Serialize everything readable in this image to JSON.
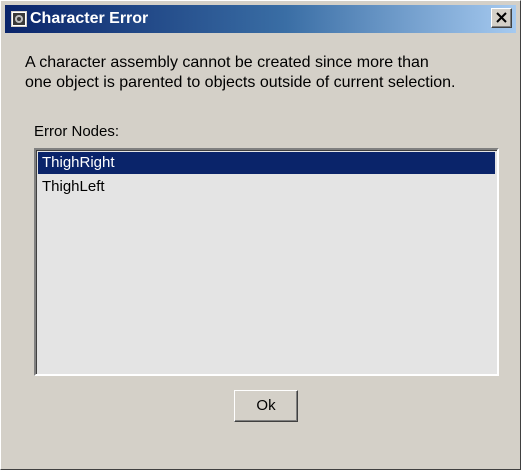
{
  "window": {
    "title": "Character Error",
    "app_icon": "app-icon",
    "close_icon": "close-icon"
  },
  "message": {
    "line1": "A character assembly cannot be created since more than",
    "line2": "one object is parented to objects outside of current selection."
  },
  "error_nodes": {
    "label": "Error Nodes:",
    "items": [
      {
        "label": "ThighRight",
        "selected": true
      },
      {
        "label": "ThighLeft",
        "selected": false
      }
    ]
  },
  "buttons": {
    "ok_label": "Ok"
  },
  "colors": {
    "titlebar_start": "#0a246a",
    "titlebar_end": "#a6caf0",
    "dialog_bg": "#d4d0c8",
    "list_bg": "#e4e4e4",
    "selection": "#0a246a"
  }
}
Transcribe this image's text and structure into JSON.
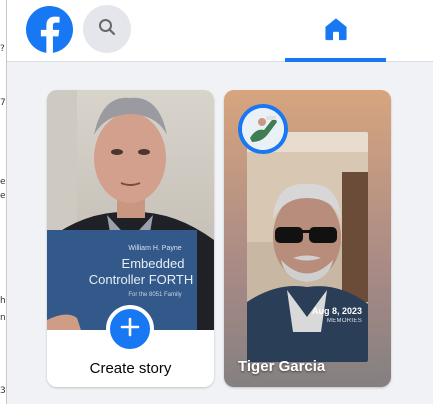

────────────────

Quote the entries above word for word. Leave the images out.

Serialize everything readable in this image to JSON.
{
  "window": {
    "title": "Character Error",
    "app_icon": "app-icon",
    "close_icon": "close-icon"
  },
  "message": {
    "line1": "A character assembly cannot be created since more than",
    "line2": "one object is parented to objects outside of current selection."
  },
  "error_nodes": {
    "label": "Error Nodes:",
    "items": [
      {
        "label": "ThighRight",
        "selected": true
      },
      {
        "label": "ThighLeft",
        "selected": false
      }
    ]
  },
  "buttons": {
    "ok_label": "Ok"
  },
  "colors": {
    "titlebar_start": "#0a246a",
    "titlebar_end": "#a6caf0",
    "dialog_bg": "#d4d0c8",
    "list_bg": "#e4e4e4",
    "selection": "#0a246a"
  }
}
Transcribe this image's text and structure into JSON.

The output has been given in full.